* _Excerpts from a figure dataset_:
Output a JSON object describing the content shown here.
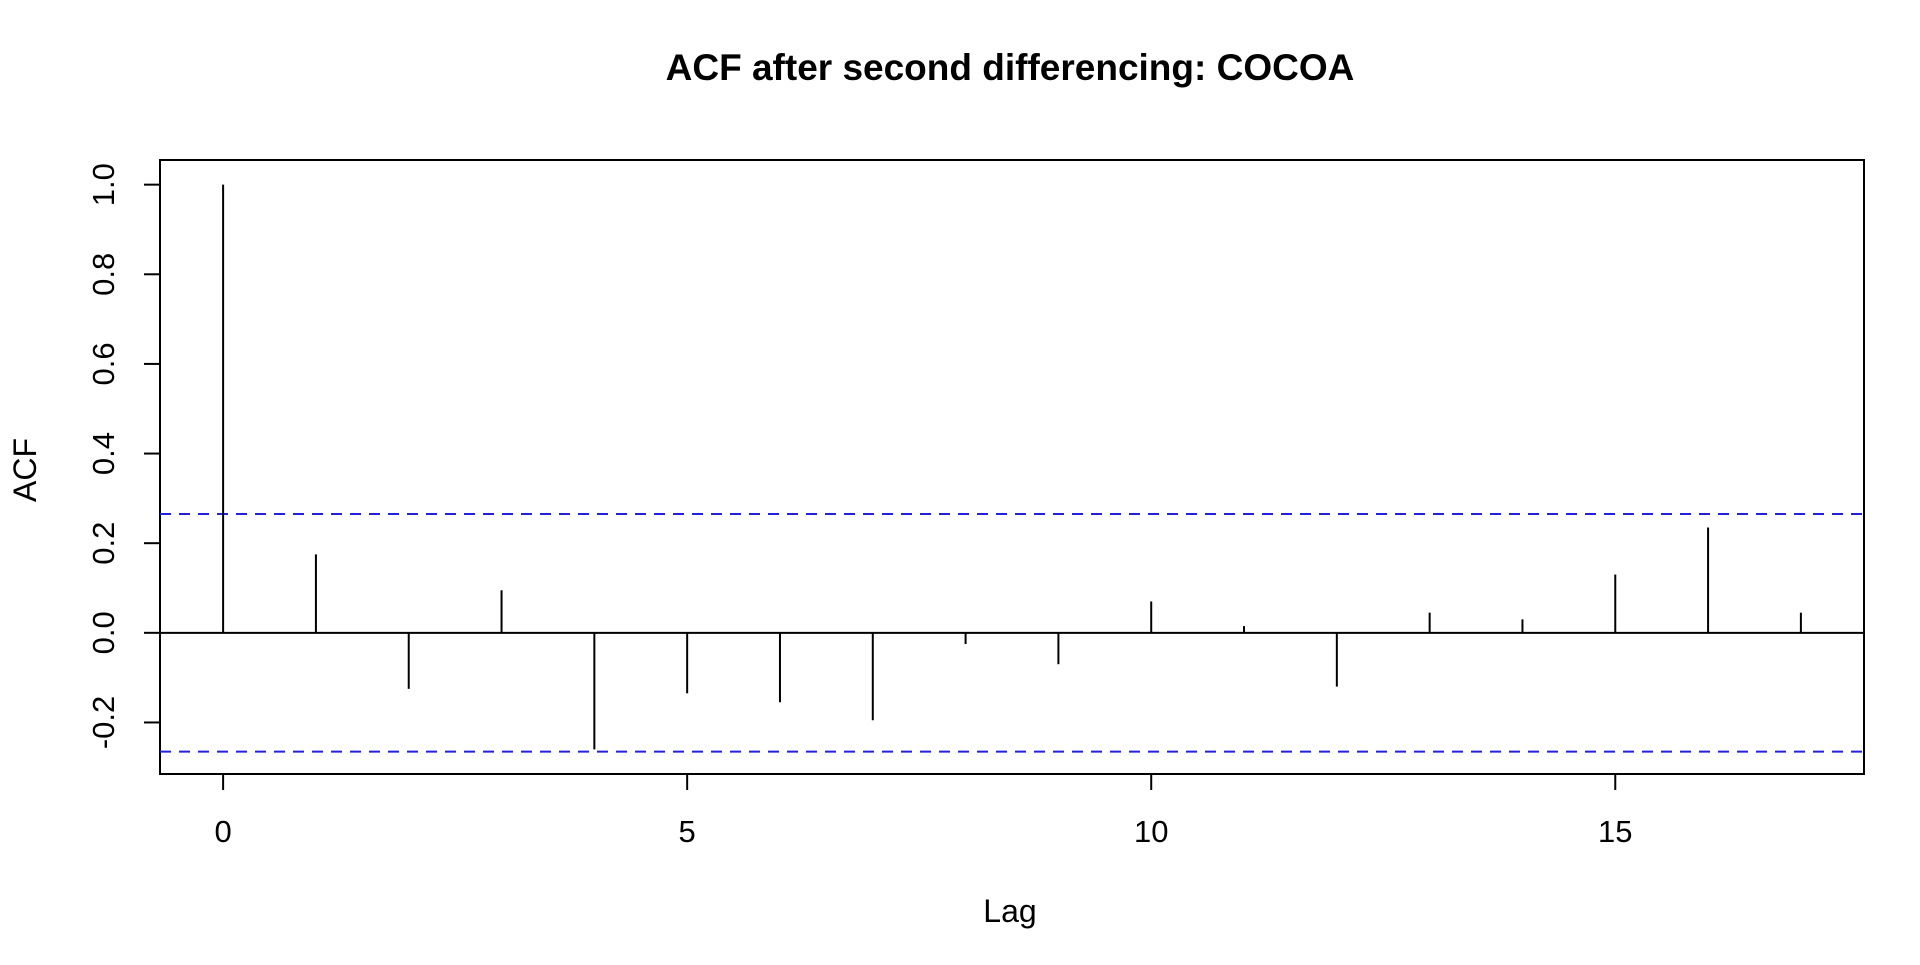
{
  "chart_data": {
    "type": "bar",
    "title": "ACF after second differencing: COCOA",
    "xlabel": "Lag",
    "ylabel": "ACF",
    "xlim": [
      -0.68,
      17.68
    ],
    "ylim": [
      -0.315,
      1.055
    ],
    "x_ticks": [
      0,
      5,
      10,
      15
    ],
    "x_tick_labels": [
      "0",
      "5",
      "10",
      "15"
    ],
    "y_ticks": [
      -0.2,
      0.0,
      0.2,
      0.4,
      0.6,
      0.8,
      1.0
    ],
    "y_tick_labels": [
      "-0.2",
      "0.0",
      "0.2",
      "0.4",
      "0.6",
      "0.8",
      "1.0"
    ],
    "lags": [
      0,
      1,
      2,
      3,
      4,
      5,
      6,
      7,
      8,
      9,
      10,
      11,
      12,
      13,
      14,
      15,
      16,
      17
    ],
    "values": [
      1.0,
      0.175,
      -0.125,
      0.095,
      -0.26,
      -0.135,
      -0.155,
      -0.195,
      -0.025,
      -0.07,
      0.07,
      0.015,
      -0.12,
      0.045,
      0.03,
      0.13,
      0.235,
      0.045
    ],
    "confidence_bound": 0.265,
    "zero_line": true,
    "grid": false,
    "legend": "none",
    "colors": {
      "bars": "#000000",
      "confidence": "#2222dd",
      "axes": "#000000"
    }
  }
}
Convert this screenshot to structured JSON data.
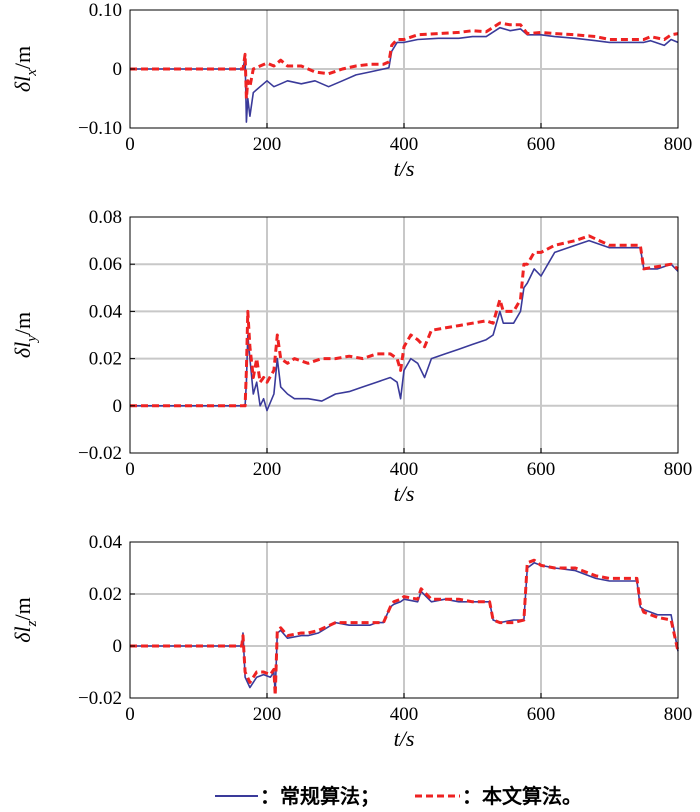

* _Work required_: All of the material above is to be copied exactly, except for its images.

* _Worked answer_:
Output a JSON object describing the content shown here.
{
  "chart_data": {
    "type": "bar",
    "title": "ACF after second differencing: COCOA",
    "xlabel": "Lag",
    "ylabel": "ACF",
    "xlim": [
      -0.68,
      17.68
    ],
    "ylim": [
      -0.315,
      1.055
    ],
    "x_ticks": [
      0,
      5,
      10,
      15
    ],
    "x_tick_labels": [
      "0",
      "5",
      "10",
      "15"
    ],
    "y_ticks": [
      -0.2,
      0.0,
      0.2,
      0.4,
      0.6,
      0.8,
      1.0
    ],
    "y_tick_labels": [
      "-0.2",
      "0.0",
      "0.2",
      "0.4",
      "0.6",
      "0.8",
      "1.0"
    ],
    "lags": [
      0,
      1,
      2,
      3,
      4,
      5,
      6,
      7,
      8,
      9,
      10,
      11,
      12,
      13,
      14,
      15,
      16,
      17
    ],
    "values": [
      1.0,
      0.175,
      -0.125,
      0.095,
      -0.26,
      -0.135,
      -0.155,
      -0.195,
      -0.025,
      -0.07,
      0.07,
      0.015,
      -0.12,
      0.045,
      0.03,
      0.13,
      0.235,
      0.045
    ],
    "confidence_bound": 0.265,
    "zero_line": true,
    "grid": false,
    "legend": "none",
    "colors": {
      "bars": "#000000",
      "confidence": "#2222dd",
      "axes": "#000000"
    }
  }
}
Convert this screenshot to structured JSON data.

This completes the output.